## PROBLEM DESCRIPTION
Print all of the data exactly as written.

>>

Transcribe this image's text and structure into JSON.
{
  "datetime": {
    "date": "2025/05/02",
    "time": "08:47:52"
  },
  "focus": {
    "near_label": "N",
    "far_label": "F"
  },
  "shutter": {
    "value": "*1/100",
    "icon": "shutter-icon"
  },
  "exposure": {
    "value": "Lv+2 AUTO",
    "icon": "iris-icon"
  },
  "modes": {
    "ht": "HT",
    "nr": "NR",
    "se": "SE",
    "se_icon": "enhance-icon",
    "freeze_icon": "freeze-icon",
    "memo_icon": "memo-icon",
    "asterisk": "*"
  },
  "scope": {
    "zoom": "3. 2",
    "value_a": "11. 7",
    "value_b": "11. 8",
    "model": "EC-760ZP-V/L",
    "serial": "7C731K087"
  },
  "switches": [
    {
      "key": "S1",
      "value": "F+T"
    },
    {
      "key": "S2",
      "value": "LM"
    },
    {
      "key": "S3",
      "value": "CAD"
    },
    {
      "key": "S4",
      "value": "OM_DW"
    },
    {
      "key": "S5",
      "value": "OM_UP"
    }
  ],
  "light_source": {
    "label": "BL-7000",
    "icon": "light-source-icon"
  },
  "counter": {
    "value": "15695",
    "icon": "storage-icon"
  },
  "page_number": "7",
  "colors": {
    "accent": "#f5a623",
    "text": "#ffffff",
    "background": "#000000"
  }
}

<<

## OUTPUT OF THE TASK
Transcribe this image's text and structure into JSON.
{
  "datetime": {
    "date": "2025/05/02",
    "time": "08:47:52"
  },
  "focus": {
    "near_label": "N",
    "far_label": "F"
  },
  "shutter": {
    "value": "*1/100",
    "icon": "shutter-icon"
  },
  "exposure": {
    "value": "Lv+2 AUTO",
    "icon": "iris-icon"
  },
  "modes": {
    "ht": "HT",
    "nr": "NR",
    "se": "SE",
    "se_icon": "enhance-icon",
    "freeze_icon": "freeze-icon",
    "memo_icon": "memo-icon",
    "asterisk": "*"
  },
  "scope": {
    "zoom": "3. 2",
    "value_a": "11. 7",
    "value_b": "11. 8",
    "model": "EC-760ZP-V/L",
    "serial": "7C731K087"
  },
  "switches": [
    {
      "key": "S1",
      "value": "F+T"
    },
    {
      "key": "S2",
      "value": "LM"
    },
    {
      "key": "S3",
      "value": "CAD"
    },
    {
      "key": "S4",
      "value": "OM_DW"
    },
    {
      "key": "S5",
      "value": "OM_UP"
    }
  ],
  "light_source": {
    "label": "BL-7000",
    "icon": "light-source-icon"
  },
  "counter": {
    "value": "15695",
    "icon": "storage-icon"
  },
  "page_number": "7",
  "colors": {
    "accent": "#f5a623",
    "text": "#ffffff",
    "background": "#000000"
  }
}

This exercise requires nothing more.